▸ **Exercise aim**:
Find how many lines of the listing below include the word "screenshot", then report the number by itself.
--- Begin Task input ---
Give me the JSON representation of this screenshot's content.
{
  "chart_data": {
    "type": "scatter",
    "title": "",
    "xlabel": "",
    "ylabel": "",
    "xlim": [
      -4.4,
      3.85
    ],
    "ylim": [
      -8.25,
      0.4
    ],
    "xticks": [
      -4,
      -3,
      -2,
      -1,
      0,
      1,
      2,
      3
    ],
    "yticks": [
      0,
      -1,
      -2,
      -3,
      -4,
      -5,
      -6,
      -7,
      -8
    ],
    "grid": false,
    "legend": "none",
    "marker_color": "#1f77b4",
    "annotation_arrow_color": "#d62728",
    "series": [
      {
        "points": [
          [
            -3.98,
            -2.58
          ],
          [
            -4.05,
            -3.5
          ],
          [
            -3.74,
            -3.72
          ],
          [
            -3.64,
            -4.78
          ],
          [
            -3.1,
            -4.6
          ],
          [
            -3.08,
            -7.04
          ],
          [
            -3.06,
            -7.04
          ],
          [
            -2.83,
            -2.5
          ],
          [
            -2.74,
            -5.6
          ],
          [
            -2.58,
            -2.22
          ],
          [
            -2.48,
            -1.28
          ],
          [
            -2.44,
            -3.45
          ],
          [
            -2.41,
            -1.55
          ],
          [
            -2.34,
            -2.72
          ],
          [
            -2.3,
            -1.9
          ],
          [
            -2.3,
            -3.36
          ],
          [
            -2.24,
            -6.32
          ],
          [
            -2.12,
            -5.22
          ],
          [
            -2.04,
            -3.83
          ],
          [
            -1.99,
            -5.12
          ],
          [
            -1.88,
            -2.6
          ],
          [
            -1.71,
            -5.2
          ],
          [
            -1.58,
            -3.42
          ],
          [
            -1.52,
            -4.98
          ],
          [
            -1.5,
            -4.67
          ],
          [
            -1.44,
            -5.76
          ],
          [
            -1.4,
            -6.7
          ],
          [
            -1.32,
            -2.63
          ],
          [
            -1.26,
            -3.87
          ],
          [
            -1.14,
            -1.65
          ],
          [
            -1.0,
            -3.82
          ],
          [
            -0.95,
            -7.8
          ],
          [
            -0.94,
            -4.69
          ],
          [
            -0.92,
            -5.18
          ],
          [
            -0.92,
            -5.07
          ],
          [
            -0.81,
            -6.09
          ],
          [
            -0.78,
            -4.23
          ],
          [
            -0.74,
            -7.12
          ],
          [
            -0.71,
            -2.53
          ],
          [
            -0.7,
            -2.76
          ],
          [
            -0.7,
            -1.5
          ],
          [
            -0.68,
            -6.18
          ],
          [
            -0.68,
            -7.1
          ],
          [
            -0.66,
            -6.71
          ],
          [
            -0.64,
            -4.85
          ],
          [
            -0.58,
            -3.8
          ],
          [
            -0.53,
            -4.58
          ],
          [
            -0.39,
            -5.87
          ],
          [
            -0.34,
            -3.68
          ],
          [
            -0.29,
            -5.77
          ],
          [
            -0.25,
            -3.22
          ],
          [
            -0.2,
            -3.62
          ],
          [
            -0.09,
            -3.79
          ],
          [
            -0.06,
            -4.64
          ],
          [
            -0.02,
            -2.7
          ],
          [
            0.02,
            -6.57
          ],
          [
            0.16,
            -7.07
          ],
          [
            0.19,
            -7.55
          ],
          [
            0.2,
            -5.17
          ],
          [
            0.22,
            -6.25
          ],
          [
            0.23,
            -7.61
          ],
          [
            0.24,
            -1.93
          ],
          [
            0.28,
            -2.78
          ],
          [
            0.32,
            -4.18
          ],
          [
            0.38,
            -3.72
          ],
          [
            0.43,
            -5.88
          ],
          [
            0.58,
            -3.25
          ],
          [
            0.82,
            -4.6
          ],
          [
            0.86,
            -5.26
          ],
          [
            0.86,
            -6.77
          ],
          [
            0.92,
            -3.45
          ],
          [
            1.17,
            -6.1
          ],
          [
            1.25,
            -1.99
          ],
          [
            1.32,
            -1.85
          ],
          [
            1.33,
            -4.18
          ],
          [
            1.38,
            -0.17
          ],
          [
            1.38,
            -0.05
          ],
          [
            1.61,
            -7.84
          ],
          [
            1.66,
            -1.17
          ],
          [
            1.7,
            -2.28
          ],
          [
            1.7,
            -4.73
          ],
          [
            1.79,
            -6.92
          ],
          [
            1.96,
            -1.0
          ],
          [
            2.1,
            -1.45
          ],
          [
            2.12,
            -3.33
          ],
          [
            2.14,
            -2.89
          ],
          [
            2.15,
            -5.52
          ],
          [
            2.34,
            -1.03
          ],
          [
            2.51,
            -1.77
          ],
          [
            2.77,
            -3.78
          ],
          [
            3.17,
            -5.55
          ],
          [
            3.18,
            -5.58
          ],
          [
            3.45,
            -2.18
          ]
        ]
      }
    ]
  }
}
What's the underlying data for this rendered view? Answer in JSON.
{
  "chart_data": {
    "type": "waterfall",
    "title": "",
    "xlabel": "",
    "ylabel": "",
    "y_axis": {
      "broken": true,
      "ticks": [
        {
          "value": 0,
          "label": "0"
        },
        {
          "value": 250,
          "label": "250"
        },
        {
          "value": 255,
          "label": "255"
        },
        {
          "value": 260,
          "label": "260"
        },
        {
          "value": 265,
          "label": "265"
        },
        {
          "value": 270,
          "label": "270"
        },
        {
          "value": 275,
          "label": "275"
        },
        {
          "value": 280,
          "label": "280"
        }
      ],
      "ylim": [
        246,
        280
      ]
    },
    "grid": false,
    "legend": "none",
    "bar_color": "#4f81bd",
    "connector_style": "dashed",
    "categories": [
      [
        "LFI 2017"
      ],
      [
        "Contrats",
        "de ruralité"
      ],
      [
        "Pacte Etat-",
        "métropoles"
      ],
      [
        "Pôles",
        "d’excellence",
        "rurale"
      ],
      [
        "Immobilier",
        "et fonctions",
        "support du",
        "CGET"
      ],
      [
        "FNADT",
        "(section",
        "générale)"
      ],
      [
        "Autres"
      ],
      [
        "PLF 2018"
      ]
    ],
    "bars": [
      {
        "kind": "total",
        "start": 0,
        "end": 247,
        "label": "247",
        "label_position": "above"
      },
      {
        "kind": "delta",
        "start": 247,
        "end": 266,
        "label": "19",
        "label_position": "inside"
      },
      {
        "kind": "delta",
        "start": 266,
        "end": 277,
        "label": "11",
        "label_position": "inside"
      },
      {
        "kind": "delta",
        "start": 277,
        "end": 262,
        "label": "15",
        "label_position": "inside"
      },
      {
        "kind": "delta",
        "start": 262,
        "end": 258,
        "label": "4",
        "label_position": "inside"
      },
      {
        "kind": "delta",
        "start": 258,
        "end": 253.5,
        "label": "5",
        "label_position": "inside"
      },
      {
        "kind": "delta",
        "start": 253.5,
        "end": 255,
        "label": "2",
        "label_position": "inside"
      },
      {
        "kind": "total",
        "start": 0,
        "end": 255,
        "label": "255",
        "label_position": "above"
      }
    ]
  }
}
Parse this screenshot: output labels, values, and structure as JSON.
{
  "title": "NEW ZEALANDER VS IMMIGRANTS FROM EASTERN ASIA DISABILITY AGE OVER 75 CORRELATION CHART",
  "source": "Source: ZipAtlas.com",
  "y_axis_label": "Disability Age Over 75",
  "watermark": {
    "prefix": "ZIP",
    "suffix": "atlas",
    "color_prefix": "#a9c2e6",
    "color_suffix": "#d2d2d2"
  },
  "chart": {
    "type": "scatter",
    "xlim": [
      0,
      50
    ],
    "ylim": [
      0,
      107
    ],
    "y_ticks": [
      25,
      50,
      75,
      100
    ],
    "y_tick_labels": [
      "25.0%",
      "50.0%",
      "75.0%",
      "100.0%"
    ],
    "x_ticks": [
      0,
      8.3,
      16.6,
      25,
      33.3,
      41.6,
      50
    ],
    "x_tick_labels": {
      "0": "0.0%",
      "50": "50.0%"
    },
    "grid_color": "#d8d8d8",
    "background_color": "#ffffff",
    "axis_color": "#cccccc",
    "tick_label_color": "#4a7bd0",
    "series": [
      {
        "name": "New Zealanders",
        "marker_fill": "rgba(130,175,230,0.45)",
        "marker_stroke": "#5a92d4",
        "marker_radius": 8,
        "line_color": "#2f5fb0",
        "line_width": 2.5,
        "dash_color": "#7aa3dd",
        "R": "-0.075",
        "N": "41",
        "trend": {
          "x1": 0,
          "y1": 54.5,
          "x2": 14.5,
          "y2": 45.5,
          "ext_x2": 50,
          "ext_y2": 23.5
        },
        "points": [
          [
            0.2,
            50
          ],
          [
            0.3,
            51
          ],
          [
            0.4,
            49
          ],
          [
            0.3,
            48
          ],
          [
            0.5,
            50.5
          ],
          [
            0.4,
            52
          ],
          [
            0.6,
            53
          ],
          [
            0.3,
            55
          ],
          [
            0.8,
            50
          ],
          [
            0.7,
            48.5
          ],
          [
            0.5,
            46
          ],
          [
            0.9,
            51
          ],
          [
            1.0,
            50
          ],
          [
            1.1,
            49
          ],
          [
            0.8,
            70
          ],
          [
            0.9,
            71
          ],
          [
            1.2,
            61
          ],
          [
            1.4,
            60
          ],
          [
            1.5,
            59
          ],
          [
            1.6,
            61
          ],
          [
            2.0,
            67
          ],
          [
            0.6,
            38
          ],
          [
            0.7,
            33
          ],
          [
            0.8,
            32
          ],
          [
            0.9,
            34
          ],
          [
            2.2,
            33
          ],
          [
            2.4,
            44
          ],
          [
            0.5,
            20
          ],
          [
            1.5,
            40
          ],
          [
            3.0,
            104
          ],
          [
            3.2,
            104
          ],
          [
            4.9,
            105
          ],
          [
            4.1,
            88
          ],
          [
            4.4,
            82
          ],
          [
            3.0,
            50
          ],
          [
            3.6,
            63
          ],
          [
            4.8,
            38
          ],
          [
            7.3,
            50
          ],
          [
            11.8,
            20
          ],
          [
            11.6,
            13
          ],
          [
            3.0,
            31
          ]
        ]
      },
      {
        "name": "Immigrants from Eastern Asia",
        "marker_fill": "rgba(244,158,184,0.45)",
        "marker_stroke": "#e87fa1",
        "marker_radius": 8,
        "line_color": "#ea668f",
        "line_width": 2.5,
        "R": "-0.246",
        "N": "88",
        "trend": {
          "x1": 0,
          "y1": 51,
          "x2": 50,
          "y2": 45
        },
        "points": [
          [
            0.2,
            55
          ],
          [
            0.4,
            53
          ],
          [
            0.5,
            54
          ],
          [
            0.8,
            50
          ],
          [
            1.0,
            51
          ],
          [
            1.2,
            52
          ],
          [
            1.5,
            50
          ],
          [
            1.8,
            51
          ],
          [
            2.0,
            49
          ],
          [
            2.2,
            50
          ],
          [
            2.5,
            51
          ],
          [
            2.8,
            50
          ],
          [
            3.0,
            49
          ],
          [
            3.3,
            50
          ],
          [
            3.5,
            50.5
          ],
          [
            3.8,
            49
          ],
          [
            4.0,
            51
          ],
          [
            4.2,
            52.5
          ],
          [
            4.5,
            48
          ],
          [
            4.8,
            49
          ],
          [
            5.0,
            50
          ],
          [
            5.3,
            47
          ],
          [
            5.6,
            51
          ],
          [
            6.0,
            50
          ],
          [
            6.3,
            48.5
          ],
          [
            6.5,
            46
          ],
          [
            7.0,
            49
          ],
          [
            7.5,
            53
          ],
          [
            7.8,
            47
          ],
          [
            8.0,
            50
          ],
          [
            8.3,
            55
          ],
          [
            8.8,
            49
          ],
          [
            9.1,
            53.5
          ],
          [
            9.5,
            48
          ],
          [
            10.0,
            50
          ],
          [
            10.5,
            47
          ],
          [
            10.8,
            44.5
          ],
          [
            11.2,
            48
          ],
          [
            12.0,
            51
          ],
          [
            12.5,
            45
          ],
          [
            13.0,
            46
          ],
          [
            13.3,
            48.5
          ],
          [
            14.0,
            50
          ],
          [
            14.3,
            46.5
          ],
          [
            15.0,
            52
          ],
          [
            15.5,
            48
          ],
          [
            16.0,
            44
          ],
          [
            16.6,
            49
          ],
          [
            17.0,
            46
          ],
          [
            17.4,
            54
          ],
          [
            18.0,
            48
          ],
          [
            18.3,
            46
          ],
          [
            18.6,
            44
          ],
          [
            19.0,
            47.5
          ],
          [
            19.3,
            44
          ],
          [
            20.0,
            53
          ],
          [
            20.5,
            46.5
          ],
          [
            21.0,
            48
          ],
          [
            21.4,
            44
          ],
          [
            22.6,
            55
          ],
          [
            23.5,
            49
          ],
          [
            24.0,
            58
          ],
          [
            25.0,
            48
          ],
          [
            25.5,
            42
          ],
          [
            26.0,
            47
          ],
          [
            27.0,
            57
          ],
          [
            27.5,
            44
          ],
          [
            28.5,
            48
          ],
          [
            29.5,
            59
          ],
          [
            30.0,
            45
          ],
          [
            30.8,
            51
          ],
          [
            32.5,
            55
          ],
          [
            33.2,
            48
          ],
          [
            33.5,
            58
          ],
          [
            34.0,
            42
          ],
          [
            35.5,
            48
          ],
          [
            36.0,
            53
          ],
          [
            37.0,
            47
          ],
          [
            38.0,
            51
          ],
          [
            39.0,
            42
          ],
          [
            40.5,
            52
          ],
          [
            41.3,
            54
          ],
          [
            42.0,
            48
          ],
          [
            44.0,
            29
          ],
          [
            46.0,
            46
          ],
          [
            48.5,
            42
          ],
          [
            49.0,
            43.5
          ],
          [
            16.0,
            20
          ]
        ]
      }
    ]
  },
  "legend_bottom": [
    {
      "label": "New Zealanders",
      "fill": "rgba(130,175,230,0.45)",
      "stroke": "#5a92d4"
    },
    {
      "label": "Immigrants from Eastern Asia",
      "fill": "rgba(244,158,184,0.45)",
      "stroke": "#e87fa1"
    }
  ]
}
--- End Task input ---
▸ **Written solution**:
2